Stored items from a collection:

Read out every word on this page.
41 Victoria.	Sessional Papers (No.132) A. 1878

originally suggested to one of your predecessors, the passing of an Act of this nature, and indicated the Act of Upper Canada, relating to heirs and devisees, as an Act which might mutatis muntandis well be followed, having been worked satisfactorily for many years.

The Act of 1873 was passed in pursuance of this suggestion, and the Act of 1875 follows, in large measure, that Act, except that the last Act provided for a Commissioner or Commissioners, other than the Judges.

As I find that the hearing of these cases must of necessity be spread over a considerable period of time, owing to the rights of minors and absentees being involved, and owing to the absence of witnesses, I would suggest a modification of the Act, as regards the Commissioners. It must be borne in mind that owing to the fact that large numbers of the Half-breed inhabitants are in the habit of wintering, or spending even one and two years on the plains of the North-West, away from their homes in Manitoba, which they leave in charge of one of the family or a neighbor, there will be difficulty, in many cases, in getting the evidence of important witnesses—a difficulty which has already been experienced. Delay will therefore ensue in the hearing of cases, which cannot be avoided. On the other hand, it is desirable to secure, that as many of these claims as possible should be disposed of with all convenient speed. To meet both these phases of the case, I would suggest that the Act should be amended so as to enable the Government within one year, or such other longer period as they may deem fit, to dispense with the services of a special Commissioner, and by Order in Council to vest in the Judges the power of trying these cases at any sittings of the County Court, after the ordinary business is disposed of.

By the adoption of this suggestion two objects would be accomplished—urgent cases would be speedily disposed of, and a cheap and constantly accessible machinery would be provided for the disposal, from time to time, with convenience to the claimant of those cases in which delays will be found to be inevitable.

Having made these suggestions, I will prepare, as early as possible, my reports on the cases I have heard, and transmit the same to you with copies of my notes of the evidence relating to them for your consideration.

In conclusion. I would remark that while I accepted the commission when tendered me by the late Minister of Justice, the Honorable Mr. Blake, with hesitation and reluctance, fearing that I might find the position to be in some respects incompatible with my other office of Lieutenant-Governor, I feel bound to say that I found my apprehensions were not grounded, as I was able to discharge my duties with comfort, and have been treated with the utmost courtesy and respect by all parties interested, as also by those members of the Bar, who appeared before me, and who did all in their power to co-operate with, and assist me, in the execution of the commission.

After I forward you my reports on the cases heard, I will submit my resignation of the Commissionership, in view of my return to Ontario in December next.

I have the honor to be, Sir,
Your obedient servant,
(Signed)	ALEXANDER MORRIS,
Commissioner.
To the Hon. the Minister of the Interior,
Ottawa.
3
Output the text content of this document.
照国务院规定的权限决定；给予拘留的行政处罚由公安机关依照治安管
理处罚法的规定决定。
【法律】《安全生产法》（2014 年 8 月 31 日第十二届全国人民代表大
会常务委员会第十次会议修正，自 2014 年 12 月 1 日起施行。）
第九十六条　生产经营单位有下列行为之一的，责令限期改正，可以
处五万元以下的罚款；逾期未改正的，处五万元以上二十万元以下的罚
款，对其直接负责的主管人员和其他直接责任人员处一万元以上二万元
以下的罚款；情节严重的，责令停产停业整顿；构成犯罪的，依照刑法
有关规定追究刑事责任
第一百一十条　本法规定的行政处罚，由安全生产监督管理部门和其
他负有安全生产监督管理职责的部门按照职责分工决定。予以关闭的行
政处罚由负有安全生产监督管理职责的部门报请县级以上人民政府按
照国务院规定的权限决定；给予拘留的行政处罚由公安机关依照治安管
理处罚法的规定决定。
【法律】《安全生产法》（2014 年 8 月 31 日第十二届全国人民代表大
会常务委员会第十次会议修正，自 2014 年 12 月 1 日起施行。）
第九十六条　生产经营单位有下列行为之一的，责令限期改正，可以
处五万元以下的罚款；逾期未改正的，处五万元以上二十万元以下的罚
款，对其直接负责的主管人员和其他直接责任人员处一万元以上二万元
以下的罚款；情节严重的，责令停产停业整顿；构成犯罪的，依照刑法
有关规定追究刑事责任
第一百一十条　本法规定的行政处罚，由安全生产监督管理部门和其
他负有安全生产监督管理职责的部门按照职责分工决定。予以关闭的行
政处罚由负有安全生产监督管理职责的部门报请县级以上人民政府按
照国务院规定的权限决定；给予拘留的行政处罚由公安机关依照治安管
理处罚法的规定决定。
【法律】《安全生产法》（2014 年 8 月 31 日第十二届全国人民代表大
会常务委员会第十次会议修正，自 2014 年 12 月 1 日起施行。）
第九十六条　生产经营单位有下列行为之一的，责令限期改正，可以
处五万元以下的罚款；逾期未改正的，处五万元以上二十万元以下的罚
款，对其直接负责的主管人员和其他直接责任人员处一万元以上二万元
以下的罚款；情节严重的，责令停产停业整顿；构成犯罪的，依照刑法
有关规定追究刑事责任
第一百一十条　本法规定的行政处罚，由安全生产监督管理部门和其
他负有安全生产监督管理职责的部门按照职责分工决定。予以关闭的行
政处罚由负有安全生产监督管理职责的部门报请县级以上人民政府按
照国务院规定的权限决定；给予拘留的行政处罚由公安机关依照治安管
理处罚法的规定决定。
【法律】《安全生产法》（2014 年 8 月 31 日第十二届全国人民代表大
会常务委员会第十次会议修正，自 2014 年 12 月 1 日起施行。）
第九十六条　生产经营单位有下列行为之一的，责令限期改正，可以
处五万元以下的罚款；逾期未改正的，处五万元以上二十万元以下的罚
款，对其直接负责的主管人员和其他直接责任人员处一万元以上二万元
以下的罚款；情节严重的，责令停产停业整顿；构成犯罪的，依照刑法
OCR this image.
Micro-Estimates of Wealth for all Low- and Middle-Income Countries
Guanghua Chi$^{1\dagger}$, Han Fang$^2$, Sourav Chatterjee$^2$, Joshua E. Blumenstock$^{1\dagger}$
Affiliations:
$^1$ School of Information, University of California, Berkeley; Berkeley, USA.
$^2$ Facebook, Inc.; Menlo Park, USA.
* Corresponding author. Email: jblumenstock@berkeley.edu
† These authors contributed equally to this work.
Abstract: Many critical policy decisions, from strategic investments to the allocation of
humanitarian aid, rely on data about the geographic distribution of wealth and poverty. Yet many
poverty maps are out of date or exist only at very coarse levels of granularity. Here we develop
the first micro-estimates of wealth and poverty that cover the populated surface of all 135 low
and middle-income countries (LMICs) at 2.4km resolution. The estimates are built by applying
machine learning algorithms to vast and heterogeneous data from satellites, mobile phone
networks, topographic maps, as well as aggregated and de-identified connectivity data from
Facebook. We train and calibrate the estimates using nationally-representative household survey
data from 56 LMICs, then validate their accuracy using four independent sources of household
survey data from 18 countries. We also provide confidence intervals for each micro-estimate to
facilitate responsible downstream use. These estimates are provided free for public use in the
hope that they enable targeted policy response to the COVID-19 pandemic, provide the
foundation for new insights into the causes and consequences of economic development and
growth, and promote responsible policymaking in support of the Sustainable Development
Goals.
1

▸ **SET PROBLEM**:
Show all lines above holding "Facebook".

▸ **RESULT OF THIS EXERCISE**:
$^2$ Facebook, Inc.; Menlo Park, USA.
Facebook. We train and calibrate the estimates using nationally-representative household survey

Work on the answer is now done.